Begin RECORDS SUPPLIED
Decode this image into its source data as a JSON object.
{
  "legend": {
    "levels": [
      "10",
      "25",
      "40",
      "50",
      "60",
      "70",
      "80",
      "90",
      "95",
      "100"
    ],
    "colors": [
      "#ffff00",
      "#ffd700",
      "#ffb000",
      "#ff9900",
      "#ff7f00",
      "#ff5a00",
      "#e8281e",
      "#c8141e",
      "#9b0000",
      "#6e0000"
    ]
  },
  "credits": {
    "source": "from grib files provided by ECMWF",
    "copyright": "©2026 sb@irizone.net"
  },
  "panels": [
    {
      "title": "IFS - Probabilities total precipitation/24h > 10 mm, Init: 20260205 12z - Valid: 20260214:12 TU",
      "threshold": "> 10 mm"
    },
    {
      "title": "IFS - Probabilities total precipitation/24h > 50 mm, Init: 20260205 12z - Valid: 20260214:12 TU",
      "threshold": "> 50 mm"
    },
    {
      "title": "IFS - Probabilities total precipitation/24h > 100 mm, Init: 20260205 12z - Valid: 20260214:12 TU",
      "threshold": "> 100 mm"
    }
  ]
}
End RECORDS SUPPLIED
SET EXERCISE -> Show the lines where the word "precipitation" appears in the entries.

RESULT ->
      "title": "IFS - Probabilities total precipitation/24h > 10 mm, Init: 20260205 12z - Valid: 20260214:12 TU",
      "title": "IFS - Probabilities total precipitation/24h > 50 mm, Init: 20260205 12z - Valid: 20260214:12 TU",
      "title": "IFS - Probabilities total precipitation/24h > 100 mm, Init: 20260205 12z - Valid: 20260214:12 TU",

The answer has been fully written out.